◆ Do this ◆
Reproduce the records that follow in full, excluding any picture they contain.
[Start]
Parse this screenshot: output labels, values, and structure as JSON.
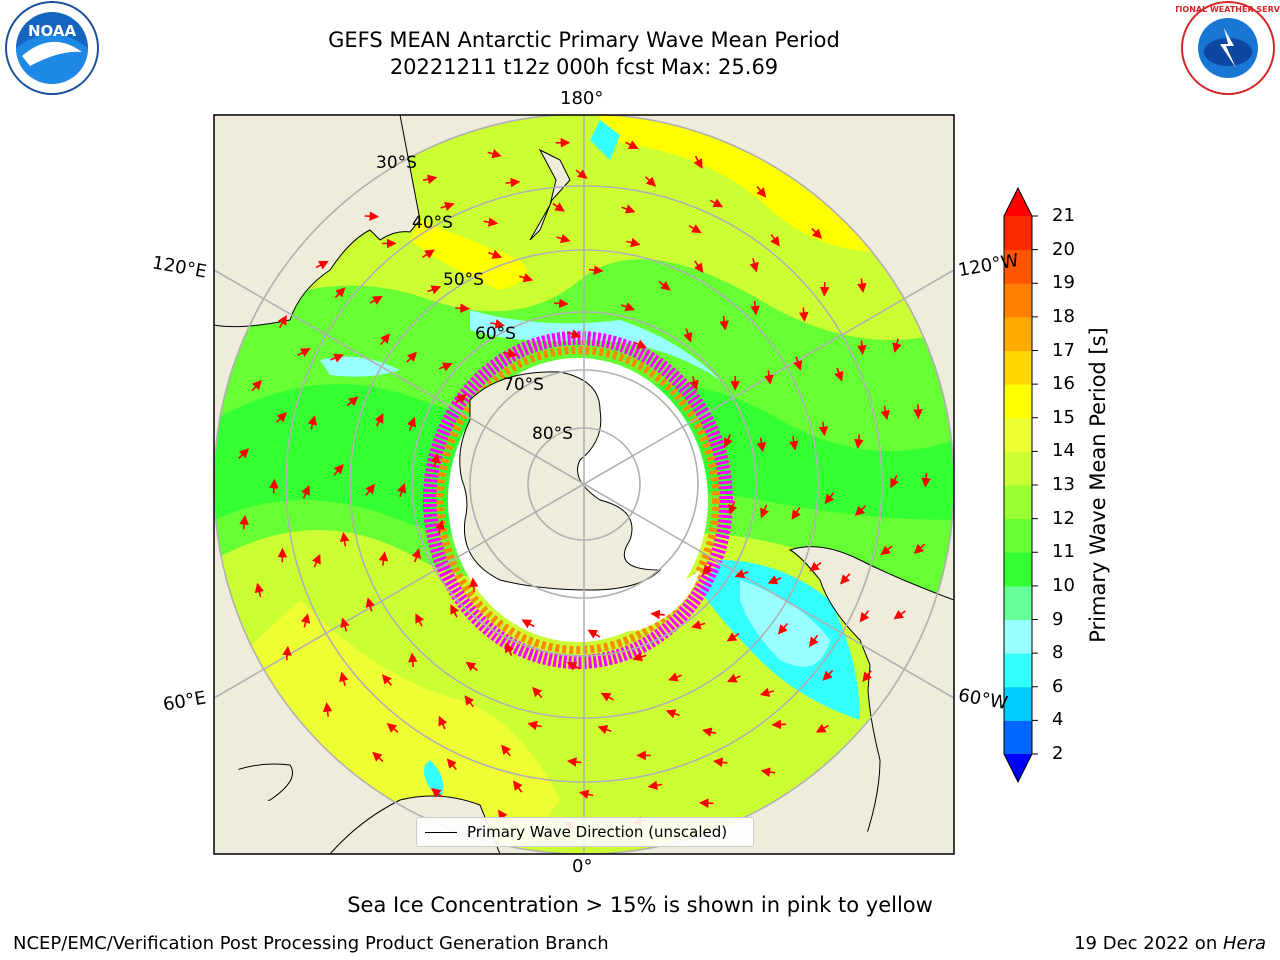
{
  "header": {
    "title_line1": "GEFS MEAN Antarctic Primary Wave Mean Period",
    "title_line2": "20221211 t12z 000h fcst   Max: 25.69"
  },
  "logos": {
    "left": "noaa-logo",
    "left_text": "NOAA",
    "right": "nws-logo",
    "right_text": "NATIONAL WEATHER SERVICE"
  },
  "map": {
    "projection": "south-polar-stereographic",
    "longitude_labels": {
      "top": "180°",
      "bottom": "0°",
      "upper_left": "120°E",
      "upper_right": "120°W",
      "lower_left": "60°E",
      "lower_right": "60°W"
    },
    "latitude_labels": [
      "30°S",
      "40°S",
      "50°S",
      "60°S",
      "70°S",
      "80°S"
    ],
    "legend_entry": "Primary Wave Direction (unscaled)",
    "land_color": "#efecdc",
    "arrow_color": "#ff0000",
    "sea_ice_colors": [
      "#ff00ff",
      "#ff8c00",
      "#ffd700"
    ]
  },
  "colorbar": {
    "label": "Primary Wave Mean Period [s]",
    "ticks": [
      "2",
      "4",
      "6",
      "8",
      "9",
      "10",
      "11",
      "12",
      "13",
      "14",
      "15",
      "16",
      "17",
      "18",
      "19",
      "20",
      "21"
    ],
    "colors": [
      "#0066ff",
      "#00ccff",
      "#33ffff",
      "#99ffff",
      "#66ff99",
      "#33ff33",
      "#66ff33",
      "#99ff33",
      "#ccff33",
      "#eeff33",
      "#ffff00",
      "#ffd500",
      "#ffaa00",
      "#ff8000",
      "#ff5500",
      "#ff2a00"
    ],
    "extend_low_color": "#0000ff",
    "extend_high_color": "#ff0000"
  },
  "footer": {
    "caption": "Sea Ice Concentration > 15% is shown in pink to yellow",
    "left": "NCEP/EMC/Verification Post Processing Product Generation Branch",
    "right_prefix": "19 Dec 2022 on ",
    "right_italic": "Hera"
  }
}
[End]
◆ Answer for this exercise ◆
Parse this screenshot: output labels, values, and structure as JSON.
{
  "header": {
    "title_line1": "GEFS MEAN Antarctic Primary Wave Mean Period",
    "title_line2": "20221211 t12z 000h fcst   Max: 25.69"
  },
  "logos": {
    "left": "noaa-logo",
    "left_text": "NOAA",
    "right": "nws-logo",
    "right_text": "NATIONAL WEATHER SERVICE"
  },
  "map": {
    "projection": "south-polar-stereographic",
    "longitude_labels": {
      "top": "180°",
      "bottom": "0°",
      "upper_left": "120°E",
      "upper_right": "120°W",
      "lower_left": "60°E",
      "lower_right": "60°W"
    },
    "latitude_labels": [
      "30°S",
      "40°S",
      "50°S",
      "60°S",
      "70°S",
      "80°S"
    ],
    "legend_entry": "Primary Wave Direction (unscaled)",
    "land_color": "#efecdc",
    "arrow_color": "#ff0000",
    "sea_ice_colors": [
      "#ff00ff",
      "#ff8c00",
      "#ffd700"
    ]
  },
  "colorbar": {
    "label": "Primary Wave Mean Period [s]",
    "ticks": [
      "2",
      "4",
      "6",
      "8",
      "9",
      "10",
      "11",
      "12",
      "13",
      "14",
      "15",
      "16",
      "17",
      "18",
      "19",
      "20",
      "21"
    ],
    "colors": [
      "#0066ff",
      "#00ccff",
      "#33ffff",
      "#99ffff",
      "#66ff99",
      "#33ff33",
      "#66ff33",
      "#99ff33",
      "#ccff33",
      "#eeff33",
      "#ffff00",
      "#ffd500",
      "#ffaa00",
      "#ff8000",
      "#ff5500",
      "#ff2a00"
    ],
    "extend_low_color": "#0000ff",
    "extend_high_color": "#ff0000"
  },
  "footer": {
    "caption": "Sea Ice Concentration > 15% is shown in pink to yellow",
    "left": "NCEP/EMC/Verification Post Processing Product Generation Branch",
    "right_prefix": "19 Dec 2022 on ",
    "right_italic": "Hera"
  }
}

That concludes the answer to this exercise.